## TASK OBJECTIVE
Reproduce every line of the records below without alteration, leaving out the pictures.

Dataset excerpt
▼

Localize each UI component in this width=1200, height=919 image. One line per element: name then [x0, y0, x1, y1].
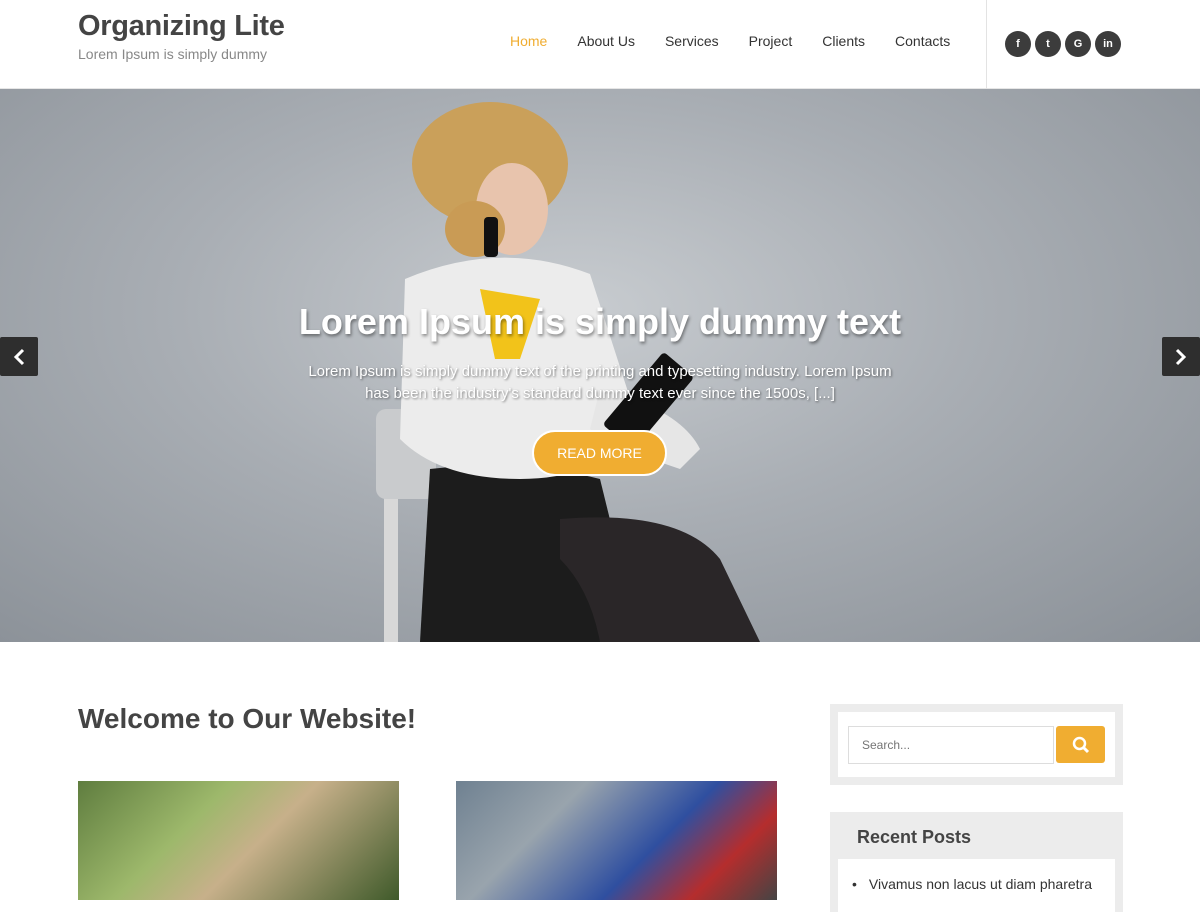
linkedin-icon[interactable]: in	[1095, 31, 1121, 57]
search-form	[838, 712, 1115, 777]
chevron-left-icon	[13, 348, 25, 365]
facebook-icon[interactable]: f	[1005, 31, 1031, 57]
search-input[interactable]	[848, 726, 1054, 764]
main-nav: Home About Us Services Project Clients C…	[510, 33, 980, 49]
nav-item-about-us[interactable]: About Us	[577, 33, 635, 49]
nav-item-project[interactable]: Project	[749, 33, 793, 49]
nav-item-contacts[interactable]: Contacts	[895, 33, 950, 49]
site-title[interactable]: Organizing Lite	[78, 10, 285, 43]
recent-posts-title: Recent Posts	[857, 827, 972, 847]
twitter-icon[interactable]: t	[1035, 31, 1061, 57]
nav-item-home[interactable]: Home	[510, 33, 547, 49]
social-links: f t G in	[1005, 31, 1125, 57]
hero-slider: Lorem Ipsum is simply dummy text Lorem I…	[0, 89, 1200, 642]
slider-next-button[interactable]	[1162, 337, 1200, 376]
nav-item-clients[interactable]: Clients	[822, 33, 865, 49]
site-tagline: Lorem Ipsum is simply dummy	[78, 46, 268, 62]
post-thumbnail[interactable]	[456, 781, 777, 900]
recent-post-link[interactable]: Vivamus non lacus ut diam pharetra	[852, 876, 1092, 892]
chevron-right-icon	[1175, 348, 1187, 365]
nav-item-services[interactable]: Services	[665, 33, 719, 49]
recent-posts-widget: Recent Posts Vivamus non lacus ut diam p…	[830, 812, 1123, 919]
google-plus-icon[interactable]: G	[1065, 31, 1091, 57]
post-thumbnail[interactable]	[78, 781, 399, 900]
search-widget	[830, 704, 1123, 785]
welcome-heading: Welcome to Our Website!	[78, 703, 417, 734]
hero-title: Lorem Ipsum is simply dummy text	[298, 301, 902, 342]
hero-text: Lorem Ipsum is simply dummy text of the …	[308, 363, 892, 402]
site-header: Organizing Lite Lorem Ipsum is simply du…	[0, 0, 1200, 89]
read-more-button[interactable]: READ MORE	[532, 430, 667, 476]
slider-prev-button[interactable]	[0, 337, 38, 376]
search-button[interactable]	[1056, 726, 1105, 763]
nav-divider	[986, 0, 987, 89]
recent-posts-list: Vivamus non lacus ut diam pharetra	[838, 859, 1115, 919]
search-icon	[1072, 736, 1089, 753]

▲

## RESULT
Localize each UI component in this width=1200, height=919 image. One line per element: name then [x0, y0, x1, y1].
linkedin-icon[interactable]: in	[1095, 31, 1121, 57]
search-form	[838, 712, 1115, 777]
chevron-left-icon	[13, 348, 25, 365]
facebook-icon[interactable]: f	[1005, 31, 1031, 57]
search-input[interactable]	[848, 726, 1054, 764]
main-nav: Home About Us Services Project Clients C…	[510, 33, 980, 49]
nav-item-about-us[interactable]: About Us	[577, 33, 635, 49]
nav-item-project[interactable]: Project	[749, 33, 793, 49]
nav-item-contacts[interactable]: Contacts	[895, 33, 950, 49]
site-title[interactable]: Organizing Lite	[78, 10, 285, 43]
recent-posts-title: Recent Posts	[857, 827, 972, 847]
twitter-icon[interactable]: t	[1035, 31, 1061, 57]
nav-item-home[interactable]: Home	[510, 33, 547, 49]
social-links: f t G in	[1005, 31, 1125, 57]
hero-slider: Lorem Ipsum is simply dummy text Lorem I…	[0, 89, 1200, 642]
slider-next-button[interactable]	[1162, 337, 1200, 376]
nav-item-clients[interactable]: Clients	[822, 33, 865, 49]
site-tagline: Lorem Ipsum is simply dummy	[78, 46, 268, 62]
post-thumbnail[interactable]	[456, 781, 777, 900]
recent-post-link[interactable]: Vivamus non lacus ut diam pharetra	[852, 876, 1092, 892]
chevron-right-icon	[1175, 348, 1187, 365]
nav-item-services[interactable]: Services	[665, 33, 719, 49]
recent-posts-widget: Recent Posts Vivamus non lacus ut diam p…	[830, 812, 1123, 919]
google-plus-icon[interactable]: G	[1065, 31, 1091, 57]
post-thumbnail[interactable]	[78, 781, 399, 900]
search-widget	[830, 704, 1123, 785]
welcome-heading: Welcome to Our Website!	[78, 703, 417, 734]
hero-title: Lorem Ipsum is simply dummy text	[298, 301, 902, 342]
hero-text: Lorem Ipsum is simply dummy text of the …	[308, 363, 892, 402]
site-header: Organizing Lite Lorem Ipsum is simply du…	[0, 0, 1200, 89]
read-more-button[interactable]: READ MORE	[532, 430, 667, 476]
slider-prev-button[interactable]	[0, 337, 38, 376]
search-button[interactable]	[1056, 726, 1105, 763]
nav-divider	[986, 0, 987, 89]
recent-posts-list: Vivamus non lacus ut diam pharetra	[838, 859, 1115, 919]
search-icon	[1072, 736, 1089, 753]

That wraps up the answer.